In the following material, identify every line holding the string "icon" and return it.

Exercise materials:
-- Begin --

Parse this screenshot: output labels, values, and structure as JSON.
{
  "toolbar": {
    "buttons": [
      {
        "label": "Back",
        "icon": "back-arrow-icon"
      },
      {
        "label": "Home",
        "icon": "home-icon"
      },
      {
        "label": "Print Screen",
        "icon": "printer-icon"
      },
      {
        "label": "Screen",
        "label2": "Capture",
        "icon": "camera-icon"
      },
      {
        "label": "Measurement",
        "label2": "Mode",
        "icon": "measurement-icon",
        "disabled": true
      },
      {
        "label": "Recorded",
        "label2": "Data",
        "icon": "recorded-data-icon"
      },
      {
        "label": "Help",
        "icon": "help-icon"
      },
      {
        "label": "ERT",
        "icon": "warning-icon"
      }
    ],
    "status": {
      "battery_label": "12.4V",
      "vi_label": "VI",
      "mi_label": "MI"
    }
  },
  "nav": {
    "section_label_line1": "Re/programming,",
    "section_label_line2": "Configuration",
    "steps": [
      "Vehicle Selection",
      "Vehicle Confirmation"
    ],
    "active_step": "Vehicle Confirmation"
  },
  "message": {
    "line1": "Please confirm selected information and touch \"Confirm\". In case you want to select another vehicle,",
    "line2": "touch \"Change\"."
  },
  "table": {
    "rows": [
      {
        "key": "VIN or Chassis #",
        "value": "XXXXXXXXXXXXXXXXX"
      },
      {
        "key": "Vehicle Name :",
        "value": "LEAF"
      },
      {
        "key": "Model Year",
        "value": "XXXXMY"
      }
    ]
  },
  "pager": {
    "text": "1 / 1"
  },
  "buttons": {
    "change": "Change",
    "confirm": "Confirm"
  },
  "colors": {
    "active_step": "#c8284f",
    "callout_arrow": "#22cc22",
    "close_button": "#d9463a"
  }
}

-- End --

Expected output:
        "icon": "back-arrow-icon"
        "icon": "home-icon"
        "icon": "printer-icon"
        "icon": "camera-icon"
        "icon": "measurement-icon",
        "icon": "recorded-data-icon"
        "icon": "help-icon"
        "icon": "warning-icon"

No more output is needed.